--- Start Data ---

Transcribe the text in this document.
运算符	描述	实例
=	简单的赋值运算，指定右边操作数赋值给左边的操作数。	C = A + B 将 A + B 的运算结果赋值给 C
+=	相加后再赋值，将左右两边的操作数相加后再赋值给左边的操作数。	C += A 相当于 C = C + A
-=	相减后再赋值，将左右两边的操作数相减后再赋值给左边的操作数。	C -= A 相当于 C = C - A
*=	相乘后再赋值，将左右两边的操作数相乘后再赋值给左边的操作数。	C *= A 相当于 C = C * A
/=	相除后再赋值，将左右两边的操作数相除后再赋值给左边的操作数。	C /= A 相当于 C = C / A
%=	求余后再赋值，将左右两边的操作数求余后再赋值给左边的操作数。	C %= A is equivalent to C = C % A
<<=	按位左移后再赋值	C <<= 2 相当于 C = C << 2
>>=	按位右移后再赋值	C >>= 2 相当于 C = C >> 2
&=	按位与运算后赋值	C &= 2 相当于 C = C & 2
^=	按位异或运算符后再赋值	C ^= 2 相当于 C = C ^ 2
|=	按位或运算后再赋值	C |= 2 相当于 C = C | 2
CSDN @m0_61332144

--- End Data ---

*Aim of the task*:
Reproduce the records in full, exactly as written.

*Response for this exercise*:
Transcribe the text in this document.
运算符	描述	实例
=	简单的赋值运算，指定右边操作数赋值给左边的操作数。	C = A + B 将 A + B 的运算结果赋值给 C
+=	相加后再赋值，将左右两边的操作数相加后再赋值给左边的操作数。	C += A 相当于 C = C + A
-=	相减后再赋值，将左右两边的操作数相减后再赋值给左边的操作数。	C -= A 相当于 C = C - A
*=	相乘后再赋值，将左右两边的操作数相乘后再赋值给左边的操作数。	C *= A 相当于 C = C * A
/=	相除后再赋值，将左右两边的操作数相除后再赋值给左边的操作数。	C /= A 相当于 C = C / A
%=	求余后再赋值，将左右两边的操作数求余后再赋值给左边的操作数。	C %= A is equivalent to C = C % A
<<=	按位左移后再赋值	C <<= 2 相当于 C = C << 2
>>=	按位右移后再赋值	C >>= 2 相当于 C = C >> 2
&=	按位与运算后赋值	C &= 2 相当于 C = C & 2
^=	按位异或运算符后再赋值	C ^= 2 相当于 C = C ^ 2
|=	按位或运算后再赋值	C |= 2 相当于 C = C | 2
CSDN @m0_61332144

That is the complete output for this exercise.